The exercise:
Leaving out the pictures, please retype each record exactly.

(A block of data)

----

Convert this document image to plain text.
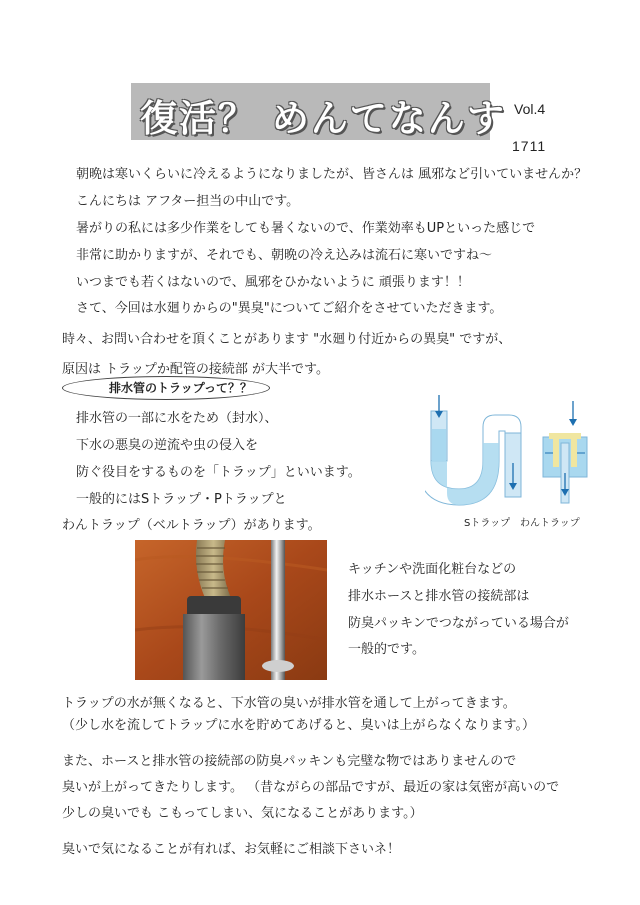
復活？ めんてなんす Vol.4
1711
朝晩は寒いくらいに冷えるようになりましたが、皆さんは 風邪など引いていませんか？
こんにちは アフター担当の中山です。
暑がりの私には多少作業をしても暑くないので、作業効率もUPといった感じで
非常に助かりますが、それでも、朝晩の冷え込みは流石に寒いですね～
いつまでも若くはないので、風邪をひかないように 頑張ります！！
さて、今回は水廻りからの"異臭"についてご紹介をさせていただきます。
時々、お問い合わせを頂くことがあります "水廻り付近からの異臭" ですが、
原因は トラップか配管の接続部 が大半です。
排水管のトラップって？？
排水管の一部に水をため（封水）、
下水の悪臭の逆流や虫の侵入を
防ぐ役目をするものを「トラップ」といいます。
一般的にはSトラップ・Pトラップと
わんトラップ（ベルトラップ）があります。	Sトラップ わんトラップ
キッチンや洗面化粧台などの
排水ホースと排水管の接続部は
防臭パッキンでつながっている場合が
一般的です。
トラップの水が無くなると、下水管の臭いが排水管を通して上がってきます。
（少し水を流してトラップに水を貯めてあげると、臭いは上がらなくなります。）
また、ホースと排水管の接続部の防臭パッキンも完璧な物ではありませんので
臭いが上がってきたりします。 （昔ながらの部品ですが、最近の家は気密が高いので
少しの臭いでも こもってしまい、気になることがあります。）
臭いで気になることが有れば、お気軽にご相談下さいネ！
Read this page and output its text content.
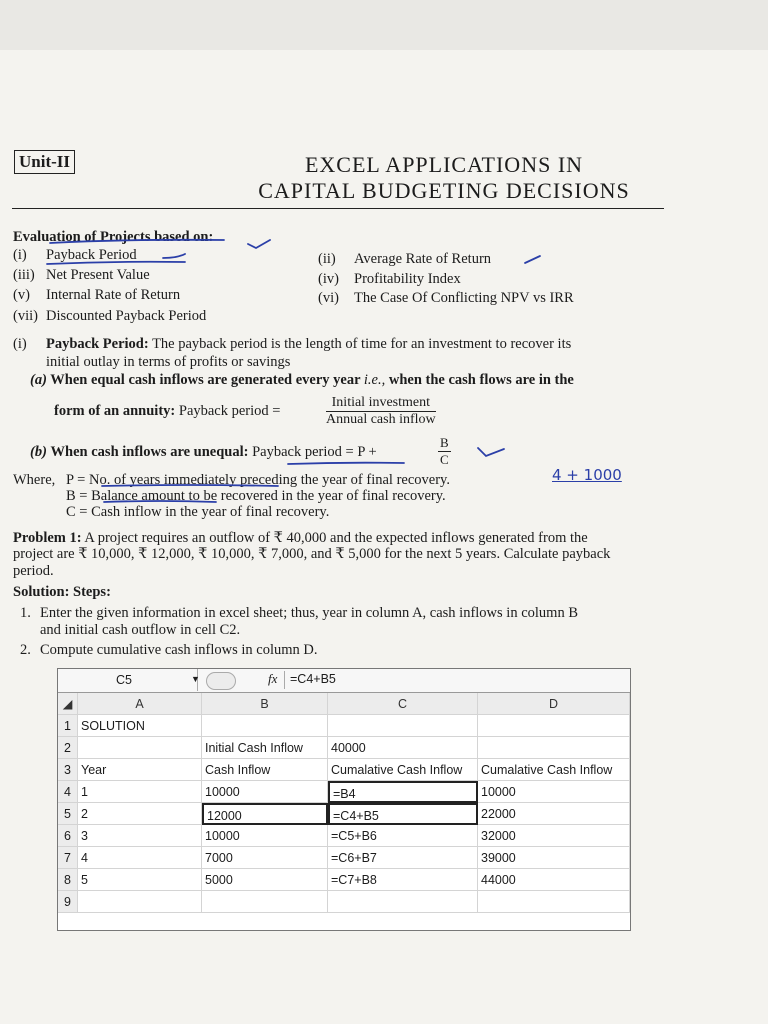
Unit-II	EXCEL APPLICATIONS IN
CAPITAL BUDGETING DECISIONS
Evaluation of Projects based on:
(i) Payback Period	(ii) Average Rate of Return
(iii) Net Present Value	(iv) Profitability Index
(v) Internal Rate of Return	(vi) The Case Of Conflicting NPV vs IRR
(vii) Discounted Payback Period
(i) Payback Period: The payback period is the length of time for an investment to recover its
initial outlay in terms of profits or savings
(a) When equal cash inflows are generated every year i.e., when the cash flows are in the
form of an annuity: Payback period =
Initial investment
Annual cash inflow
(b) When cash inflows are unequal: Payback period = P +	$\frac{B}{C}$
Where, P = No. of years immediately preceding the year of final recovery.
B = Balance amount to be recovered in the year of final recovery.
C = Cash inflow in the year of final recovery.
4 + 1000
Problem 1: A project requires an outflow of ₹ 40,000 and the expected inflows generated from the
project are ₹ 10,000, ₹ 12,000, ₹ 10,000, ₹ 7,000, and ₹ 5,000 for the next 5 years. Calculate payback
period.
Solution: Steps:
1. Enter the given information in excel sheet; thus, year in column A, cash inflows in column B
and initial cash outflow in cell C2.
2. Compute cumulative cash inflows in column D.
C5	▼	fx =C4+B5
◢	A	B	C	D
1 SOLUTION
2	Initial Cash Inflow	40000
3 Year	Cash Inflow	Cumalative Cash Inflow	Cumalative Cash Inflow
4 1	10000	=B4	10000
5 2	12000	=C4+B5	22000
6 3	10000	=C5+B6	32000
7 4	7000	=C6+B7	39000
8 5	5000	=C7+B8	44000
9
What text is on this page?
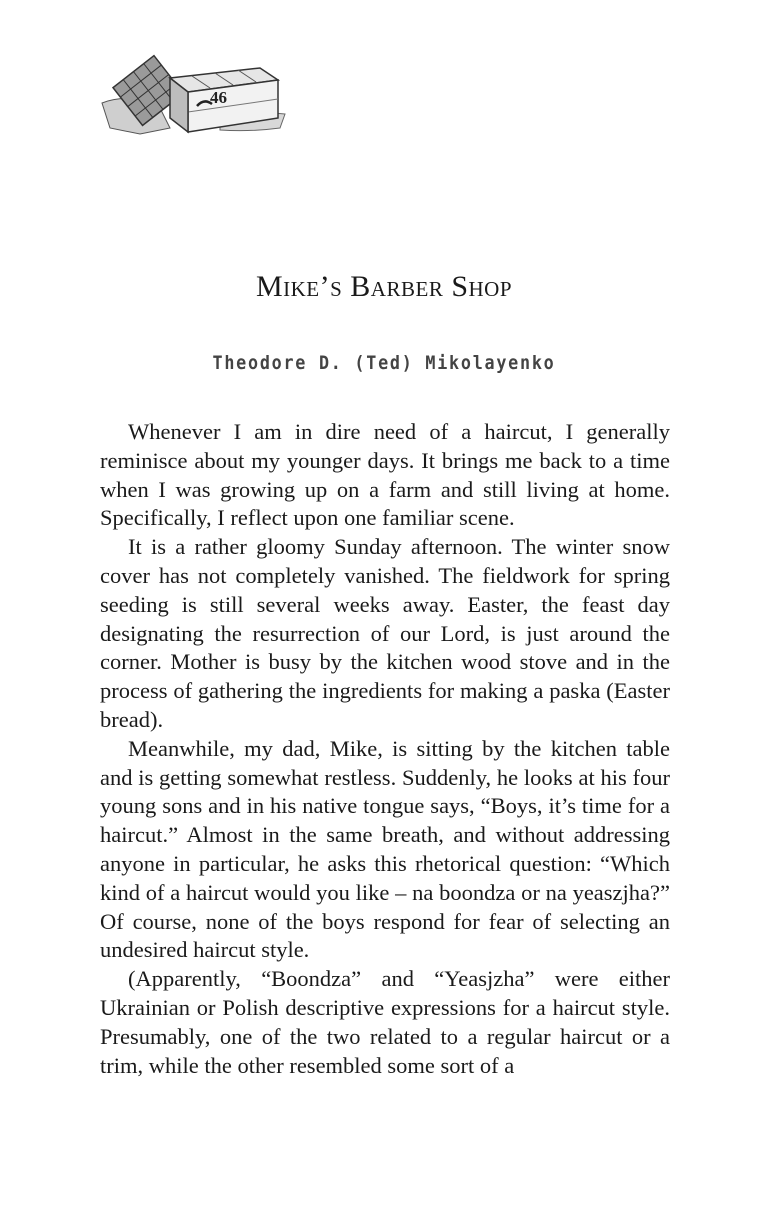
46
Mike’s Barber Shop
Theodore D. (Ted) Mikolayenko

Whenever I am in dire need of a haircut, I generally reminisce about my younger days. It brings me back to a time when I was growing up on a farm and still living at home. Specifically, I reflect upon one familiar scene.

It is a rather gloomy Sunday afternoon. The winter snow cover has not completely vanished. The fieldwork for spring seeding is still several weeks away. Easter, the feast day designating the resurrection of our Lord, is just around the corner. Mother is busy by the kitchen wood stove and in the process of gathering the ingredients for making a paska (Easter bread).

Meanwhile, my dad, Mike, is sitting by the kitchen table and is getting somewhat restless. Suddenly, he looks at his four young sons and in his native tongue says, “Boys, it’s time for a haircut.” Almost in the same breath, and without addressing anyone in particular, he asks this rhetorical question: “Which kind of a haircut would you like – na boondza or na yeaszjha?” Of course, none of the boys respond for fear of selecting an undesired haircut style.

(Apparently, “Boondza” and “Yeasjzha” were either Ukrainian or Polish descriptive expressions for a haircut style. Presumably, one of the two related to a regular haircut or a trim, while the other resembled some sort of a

----

Response to the exercise:
Convert this document image to plain text.
復活？ めんてなんす Vol.4
1711
朝晩は寒いくらいに冷えるようになりましたが、皆さんは 風邪など引いていませんか？
こんにちは アフター担当の中山です。
暑がりの私には多少作業をしても暑くないので、作業効率もUPといった感じで
非常に助かりますが、それでも、朝晩の冷え込みは流石に寒いですね～
いつまでも若くはないので、風邪をひかないように 頑張ります！！
さて、今回は水廻りからの"異臭"についてご紹介をさせていただきます。
時々、お問い合わせを頂くことがあります "水廻り付近からの異臭" ですが、
原因は トラップか配管の接続部 が大半です。
排水管のトラップって？？
排水管の一部に水をため（封水）、
下水の悪臭の逆流や虫の侵入を
防ぐ役目をするものを「トラップ」といいます。
一般的にはSトラップ・Pトラップと
わんトラップ（ベルトラップ）があります。	Sトラップ わんトラップ
キッチンや洗面化粧台などの
排水ホースと排水管の接続部は
防臭パッキンでつながっている場合が
一般的です。
トラップの水が無くなると、下水管の臭いが排水管を通して上がってきます。
（少し水を流してトラップに水を貯めてあげると、臭いは上がらなくなります。）
また、ホースと排水管の接続部の防臭パッキンも完璧な物ではありませんので
臭いが上がってきたりします。 （昔ながらの部品ですが、最近の家は気密が高いので
少しの臭いでも こもってしまい、気になることがあります。）
臭いで気になることが有れば、お気軽にご相談下さいネ！
Read this page and output its text content.
Unit-II	EXCEL APPLICATIONS IN
CAPITAL BUDGETING DECISIONS
Evaluation of Projects based on:
(i) Payback Period	(ii) Average Rate of Return
(iii) Net Present Value	(iv) Profitability Index
(v) Internal Rate of Return	(vi) The Case Of Conflicting NPV vs IRR
(vii) Discounted Payback Period
(i) Payback Period: The payback period is the length of time for an investment to recover its
initial outlay in terms of profits or savings
(a) When equal cash inflows are generated every year i.e., when the cash flows are in the
form of an annuity: Payback period =
Initial investment
Annual cash inflow
(b) When cash inflows are unequal: Payback period = P +	$\frac{B}{C}$
Where, P = No. of years immediately preceding the year of final recovery.
B = Balance amount to be recovered in the year of final recovery.
C = Cash inflow in the year of final recovery.
4 + 1000
Problem 1: A project requires an outflow of ₹ 40,000 and the expected inflows generated from the
project are ₹ 10,000, ₹ 12,000, ₹ 10,000, ₹ 7,000, and ₹ 5,000 for the next 5 years. Calculate payback
period.
Solution: Steps:
1. Enter the given information in excel sheet; thus, year in column A, cash inflows in column B
and initial cash outflow in cell C2.
2. Compute cumulative cash inflows in column D.
C5	▼	fx =C4+B5
◢	A	B	C	D
1 SOLUTION
2	Initial Cash Inflow	40000
3 Year	Cash Inflow	Cumalative Cash Inflow	Cumalative Cash Inflow
4 1	10000	=B4	10000
5 2	12000	=C4+B5	22000
6 3	10000	=C5+B6	32000
7 4	7000	=C6+B7	39000
8 5	5000	=C7+B8	44000
9
What text is on this page?
46
Mike’s Barber Shop
Theodore D. (Ted) Mikolayenko

Whenever I am in dire need of a haircut, I generally reminisce about my younger days. It brings me back to a time when I was growing up on a farm and still living at home. Specifically, I reflect upon one familiar scene.

It is a rather gloomy Sunday afternoon. The winter snow cover has not completely vanished. The fieldwork for spring seeding is still several weeks away. Easter, the feast day designating the resurrection of our Lord, is just around the corner. Mother is busy by the kitchen wood stove and in the process of gathering the ingredients for making a paska (Easter bread).

Meanwhile, my dad, Mike, is sitting by the kitchen table and is getting somewhat restless. Suddenly, he looks at his four young sons and in his native tongue says, “Boys, it’s time for a haircut.” Almost in the same breath, and without addressing anyone in particular, he asks this rhetorical question: “Which kind of a haircut would you like – na boondza or na yeaszjha?” Of course, none of the boys respond for fear of selecting an undesired haircut style.

(Apparently, “Boondza” and “Yeasjzha” were either Ukrainian or Polish descriptive expressions for a haircut style. Presumably, one of the two related to a regular haircut or a trim, while the other resembled some sort of a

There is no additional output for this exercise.